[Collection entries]
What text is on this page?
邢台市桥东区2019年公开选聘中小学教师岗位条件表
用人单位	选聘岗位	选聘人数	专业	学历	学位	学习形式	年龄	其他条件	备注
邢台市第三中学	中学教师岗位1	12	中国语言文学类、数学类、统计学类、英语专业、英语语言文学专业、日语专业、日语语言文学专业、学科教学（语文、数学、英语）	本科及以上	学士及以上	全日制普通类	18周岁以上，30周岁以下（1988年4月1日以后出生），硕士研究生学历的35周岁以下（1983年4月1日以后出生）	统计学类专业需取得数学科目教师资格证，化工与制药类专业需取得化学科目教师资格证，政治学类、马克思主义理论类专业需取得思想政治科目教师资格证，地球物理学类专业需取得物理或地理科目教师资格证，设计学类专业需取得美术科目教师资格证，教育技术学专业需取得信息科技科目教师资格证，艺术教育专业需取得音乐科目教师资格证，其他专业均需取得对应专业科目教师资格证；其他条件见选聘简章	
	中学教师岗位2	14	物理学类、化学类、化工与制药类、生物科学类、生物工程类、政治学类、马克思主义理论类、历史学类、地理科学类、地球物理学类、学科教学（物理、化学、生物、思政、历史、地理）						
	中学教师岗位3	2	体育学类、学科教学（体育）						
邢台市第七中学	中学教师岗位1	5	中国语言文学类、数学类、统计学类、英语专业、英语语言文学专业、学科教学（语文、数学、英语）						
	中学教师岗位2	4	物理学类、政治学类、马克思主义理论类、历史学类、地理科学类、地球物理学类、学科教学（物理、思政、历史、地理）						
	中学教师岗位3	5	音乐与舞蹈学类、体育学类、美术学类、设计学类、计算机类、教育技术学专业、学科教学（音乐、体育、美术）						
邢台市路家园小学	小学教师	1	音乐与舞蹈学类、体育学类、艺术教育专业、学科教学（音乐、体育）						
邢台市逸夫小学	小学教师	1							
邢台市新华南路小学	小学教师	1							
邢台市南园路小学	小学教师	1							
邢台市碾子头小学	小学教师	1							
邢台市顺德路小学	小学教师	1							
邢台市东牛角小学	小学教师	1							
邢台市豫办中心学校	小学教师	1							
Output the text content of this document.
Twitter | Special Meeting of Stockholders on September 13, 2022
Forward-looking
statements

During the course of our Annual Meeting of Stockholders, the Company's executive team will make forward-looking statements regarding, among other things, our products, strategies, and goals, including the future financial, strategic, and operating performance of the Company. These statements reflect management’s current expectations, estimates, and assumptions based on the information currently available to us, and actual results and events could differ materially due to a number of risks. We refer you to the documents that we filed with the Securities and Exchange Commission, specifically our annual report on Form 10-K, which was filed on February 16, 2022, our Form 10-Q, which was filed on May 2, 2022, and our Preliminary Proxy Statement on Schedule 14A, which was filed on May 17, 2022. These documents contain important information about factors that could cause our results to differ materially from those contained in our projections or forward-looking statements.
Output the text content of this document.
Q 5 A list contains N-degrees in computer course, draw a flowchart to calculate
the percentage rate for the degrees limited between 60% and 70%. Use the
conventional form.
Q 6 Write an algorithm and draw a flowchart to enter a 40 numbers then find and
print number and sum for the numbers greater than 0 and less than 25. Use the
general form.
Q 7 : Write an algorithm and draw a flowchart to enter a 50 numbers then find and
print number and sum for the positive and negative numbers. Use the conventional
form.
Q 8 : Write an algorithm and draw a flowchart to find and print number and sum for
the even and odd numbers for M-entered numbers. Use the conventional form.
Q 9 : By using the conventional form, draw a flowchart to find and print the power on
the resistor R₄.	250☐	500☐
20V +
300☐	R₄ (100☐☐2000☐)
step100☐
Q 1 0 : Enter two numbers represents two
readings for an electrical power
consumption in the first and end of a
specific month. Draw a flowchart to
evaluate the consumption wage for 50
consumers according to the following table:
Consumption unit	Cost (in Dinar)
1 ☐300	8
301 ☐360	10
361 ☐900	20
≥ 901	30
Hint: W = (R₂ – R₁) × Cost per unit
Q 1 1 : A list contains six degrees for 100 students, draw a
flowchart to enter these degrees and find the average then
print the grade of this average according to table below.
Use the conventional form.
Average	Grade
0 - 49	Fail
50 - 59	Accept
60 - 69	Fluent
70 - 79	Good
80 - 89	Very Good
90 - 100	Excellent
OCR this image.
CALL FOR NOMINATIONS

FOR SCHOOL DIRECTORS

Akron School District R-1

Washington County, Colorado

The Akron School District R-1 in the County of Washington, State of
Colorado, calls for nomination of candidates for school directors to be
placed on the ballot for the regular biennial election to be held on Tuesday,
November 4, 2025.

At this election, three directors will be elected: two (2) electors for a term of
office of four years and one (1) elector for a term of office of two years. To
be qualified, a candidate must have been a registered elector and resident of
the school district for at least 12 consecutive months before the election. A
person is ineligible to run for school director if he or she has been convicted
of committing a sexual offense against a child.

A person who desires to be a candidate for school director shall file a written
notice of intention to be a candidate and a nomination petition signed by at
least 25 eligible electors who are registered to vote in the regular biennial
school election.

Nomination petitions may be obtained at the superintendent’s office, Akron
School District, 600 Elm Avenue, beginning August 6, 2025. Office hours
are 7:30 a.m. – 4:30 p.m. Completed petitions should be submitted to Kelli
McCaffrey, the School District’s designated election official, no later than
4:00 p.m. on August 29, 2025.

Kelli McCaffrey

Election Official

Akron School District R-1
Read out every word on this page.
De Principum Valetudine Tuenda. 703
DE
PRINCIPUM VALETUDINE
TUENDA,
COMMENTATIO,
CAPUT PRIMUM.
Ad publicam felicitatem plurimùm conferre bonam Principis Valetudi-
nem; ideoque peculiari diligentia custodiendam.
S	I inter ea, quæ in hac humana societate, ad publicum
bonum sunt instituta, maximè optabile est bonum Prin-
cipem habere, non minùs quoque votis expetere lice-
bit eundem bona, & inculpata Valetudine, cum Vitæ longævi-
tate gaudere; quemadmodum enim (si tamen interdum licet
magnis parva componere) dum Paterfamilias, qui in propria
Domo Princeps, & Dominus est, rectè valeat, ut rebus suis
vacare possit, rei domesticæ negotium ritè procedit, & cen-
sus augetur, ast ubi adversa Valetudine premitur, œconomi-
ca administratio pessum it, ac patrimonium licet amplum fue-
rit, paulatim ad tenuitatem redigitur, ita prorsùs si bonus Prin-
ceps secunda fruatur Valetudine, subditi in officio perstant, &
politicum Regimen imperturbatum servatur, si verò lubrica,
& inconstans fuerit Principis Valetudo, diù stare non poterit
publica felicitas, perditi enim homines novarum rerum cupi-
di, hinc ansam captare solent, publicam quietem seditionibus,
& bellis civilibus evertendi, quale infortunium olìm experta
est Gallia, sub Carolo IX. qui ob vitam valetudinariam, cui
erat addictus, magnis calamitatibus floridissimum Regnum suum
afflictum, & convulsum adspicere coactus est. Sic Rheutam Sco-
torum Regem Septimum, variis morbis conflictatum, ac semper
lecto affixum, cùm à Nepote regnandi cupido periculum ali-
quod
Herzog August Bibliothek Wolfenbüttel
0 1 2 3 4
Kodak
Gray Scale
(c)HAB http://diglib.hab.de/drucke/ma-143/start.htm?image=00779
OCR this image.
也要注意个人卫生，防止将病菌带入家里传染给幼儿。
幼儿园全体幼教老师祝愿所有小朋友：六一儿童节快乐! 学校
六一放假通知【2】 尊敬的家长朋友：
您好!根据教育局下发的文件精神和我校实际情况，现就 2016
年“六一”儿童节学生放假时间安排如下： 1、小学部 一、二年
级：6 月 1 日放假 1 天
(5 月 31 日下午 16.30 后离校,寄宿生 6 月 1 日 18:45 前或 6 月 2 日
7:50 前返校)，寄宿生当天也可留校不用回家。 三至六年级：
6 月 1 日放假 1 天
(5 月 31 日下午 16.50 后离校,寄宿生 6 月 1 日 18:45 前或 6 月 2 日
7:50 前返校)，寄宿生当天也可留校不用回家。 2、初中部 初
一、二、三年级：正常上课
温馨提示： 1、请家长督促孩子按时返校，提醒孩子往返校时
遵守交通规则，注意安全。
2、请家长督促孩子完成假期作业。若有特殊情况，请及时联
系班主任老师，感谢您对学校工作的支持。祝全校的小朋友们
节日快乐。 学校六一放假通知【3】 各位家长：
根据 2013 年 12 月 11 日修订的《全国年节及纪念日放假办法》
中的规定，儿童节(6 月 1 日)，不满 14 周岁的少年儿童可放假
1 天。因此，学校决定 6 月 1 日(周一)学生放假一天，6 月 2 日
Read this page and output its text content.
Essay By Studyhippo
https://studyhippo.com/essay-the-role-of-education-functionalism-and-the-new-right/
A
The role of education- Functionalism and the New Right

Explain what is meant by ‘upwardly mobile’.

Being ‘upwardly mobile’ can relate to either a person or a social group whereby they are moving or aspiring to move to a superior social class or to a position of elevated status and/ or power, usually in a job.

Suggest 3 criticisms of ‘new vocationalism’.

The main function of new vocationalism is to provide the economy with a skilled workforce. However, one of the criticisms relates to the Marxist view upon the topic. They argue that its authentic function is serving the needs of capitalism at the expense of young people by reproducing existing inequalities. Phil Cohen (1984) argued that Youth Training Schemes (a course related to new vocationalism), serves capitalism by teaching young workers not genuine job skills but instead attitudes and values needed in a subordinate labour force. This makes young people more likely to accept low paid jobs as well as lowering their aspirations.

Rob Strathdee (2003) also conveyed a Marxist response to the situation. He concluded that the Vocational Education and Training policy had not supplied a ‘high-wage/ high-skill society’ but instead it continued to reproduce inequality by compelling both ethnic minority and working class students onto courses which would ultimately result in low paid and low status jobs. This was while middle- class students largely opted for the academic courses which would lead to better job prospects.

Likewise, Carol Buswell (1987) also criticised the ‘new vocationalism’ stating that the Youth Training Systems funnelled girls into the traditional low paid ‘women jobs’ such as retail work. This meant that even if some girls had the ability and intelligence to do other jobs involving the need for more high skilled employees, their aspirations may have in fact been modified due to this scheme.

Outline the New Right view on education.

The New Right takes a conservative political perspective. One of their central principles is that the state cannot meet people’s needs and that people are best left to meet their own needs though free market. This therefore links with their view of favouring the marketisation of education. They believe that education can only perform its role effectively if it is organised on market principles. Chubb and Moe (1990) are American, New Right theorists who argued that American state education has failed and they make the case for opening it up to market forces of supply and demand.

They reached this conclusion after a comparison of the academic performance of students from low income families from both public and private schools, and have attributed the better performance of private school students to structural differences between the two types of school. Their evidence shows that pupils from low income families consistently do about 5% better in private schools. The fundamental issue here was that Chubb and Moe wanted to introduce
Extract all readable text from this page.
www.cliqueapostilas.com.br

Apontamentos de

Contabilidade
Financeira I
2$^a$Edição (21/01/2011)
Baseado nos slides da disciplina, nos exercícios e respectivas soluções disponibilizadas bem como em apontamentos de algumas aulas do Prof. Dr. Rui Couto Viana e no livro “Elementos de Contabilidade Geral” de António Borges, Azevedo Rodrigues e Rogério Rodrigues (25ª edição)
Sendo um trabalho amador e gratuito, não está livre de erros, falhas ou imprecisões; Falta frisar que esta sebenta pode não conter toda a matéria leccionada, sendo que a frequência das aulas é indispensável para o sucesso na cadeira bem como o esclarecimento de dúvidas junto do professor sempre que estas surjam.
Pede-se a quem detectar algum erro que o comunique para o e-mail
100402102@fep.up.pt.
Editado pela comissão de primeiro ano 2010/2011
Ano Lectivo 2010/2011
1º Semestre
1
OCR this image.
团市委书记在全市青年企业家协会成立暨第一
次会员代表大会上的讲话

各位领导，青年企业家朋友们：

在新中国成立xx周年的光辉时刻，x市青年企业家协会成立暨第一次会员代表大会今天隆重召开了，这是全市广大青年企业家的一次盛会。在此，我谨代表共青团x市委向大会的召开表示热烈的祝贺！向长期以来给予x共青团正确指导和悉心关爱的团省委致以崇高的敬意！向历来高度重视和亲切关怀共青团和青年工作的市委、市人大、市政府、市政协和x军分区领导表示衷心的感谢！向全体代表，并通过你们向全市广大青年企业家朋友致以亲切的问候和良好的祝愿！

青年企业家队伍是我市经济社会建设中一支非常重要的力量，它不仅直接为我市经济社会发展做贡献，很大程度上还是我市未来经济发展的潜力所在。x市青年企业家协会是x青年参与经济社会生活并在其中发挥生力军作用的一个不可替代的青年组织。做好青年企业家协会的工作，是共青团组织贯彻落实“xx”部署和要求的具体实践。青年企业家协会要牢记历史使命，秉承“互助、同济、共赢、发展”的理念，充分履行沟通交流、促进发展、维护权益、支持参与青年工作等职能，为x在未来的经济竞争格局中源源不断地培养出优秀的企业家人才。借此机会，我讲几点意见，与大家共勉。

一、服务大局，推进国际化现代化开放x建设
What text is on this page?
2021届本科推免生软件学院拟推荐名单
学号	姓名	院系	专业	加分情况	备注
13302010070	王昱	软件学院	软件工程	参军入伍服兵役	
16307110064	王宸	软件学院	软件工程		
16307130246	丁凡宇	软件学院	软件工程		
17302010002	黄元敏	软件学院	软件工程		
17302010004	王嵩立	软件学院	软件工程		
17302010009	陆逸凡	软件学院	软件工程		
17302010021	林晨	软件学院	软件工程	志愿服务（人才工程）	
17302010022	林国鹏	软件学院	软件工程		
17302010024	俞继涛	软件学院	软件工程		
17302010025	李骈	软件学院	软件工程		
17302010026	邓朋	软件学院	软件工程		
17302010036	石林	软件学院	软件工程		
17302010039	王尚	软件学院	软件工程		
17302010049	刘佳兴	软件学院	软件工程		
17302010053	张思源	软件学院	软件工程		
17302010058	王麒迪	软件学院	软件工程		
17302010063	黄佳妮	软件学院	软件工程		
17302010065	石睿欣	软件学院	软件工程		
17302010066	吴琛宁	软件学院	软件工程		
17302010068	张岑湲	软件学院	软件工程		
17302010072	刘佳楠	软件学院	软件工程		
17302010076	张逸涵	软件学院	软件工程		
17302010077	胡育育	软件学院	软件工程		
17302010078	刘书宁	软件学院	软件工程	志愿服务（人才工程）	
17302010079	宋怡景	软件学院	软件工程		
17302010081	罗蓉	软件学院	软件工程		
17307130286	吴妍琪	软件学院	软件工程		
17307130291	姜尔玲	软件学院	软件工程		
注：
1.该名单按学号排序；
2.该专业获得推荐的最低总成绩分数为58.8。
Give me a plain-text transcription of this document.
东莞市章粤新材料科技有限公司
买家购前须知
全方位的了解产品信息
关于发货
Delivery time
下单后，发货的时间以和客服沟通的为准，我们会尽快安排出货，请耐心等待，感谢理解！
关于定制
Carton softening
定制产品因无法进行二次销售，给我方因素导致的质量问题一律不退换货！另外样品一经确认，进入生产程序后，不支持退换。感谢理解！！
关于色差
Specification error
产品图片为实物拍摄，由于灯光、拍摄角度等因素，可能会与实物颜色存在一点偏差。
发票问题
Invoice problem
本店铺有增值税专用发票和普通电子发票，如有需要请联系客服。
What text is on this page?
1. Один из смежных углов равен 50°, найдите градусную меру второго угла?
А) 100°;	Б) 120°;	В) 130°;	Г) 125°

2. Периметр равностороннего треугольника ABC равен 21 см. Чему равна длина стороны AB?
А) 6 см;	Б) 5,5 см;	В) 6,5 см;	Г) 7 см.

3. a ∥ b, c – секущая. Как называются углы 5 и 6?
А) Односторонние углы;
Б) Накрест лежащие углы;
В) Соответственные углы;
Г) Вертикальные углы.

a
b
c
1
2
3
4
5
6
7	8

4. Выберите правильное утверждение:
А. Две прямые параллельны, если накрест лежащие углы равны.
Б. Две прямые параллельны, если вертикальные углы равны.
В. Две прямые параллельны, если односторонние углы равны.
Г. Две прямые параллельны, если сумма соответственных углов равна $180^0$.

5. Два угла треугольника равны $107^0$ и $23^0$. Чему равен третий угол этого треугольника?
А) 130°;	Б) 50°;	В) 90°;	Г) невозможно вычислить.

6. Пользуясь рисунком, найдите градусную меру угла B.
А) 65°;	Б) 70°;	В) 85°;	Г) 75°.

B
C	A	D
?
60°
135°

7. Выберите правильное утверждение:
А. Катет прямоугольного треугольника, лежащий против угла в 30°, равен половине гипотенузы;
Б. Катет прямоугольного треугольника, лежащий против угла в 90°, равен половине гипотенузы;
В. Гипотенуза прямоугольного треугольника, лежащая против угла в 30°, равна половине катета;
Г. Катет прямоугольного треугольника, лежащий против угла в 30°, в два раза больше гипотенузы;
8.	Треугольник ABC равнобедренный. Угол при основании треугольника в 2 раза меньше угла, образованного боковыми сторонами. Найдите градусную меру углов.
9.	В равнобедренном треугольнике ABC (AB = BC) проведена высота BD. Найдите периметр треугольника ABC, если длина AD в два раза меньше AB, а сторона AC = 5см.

• SET TASK: Among the records above, find each line holding the string "раза" and pull it out.

• SOLUTION:
Г. Катет прямоугольного треугольника, лежащий против угла в 30°, в два раза больше гипотенузы;
8.	Треугольник ABC равнобедренный. Угол при основании треугольника в 2 раза меньше угла, образованного боковыми сторонами. Найдите градусную меру углов.
9.	В равнобедренном треугольнике ABC (AB = BC) проведена высота BD. Найдите периметр треугольника ABC, если длина AD в два раза меньше AB, а сторона AC = 5см.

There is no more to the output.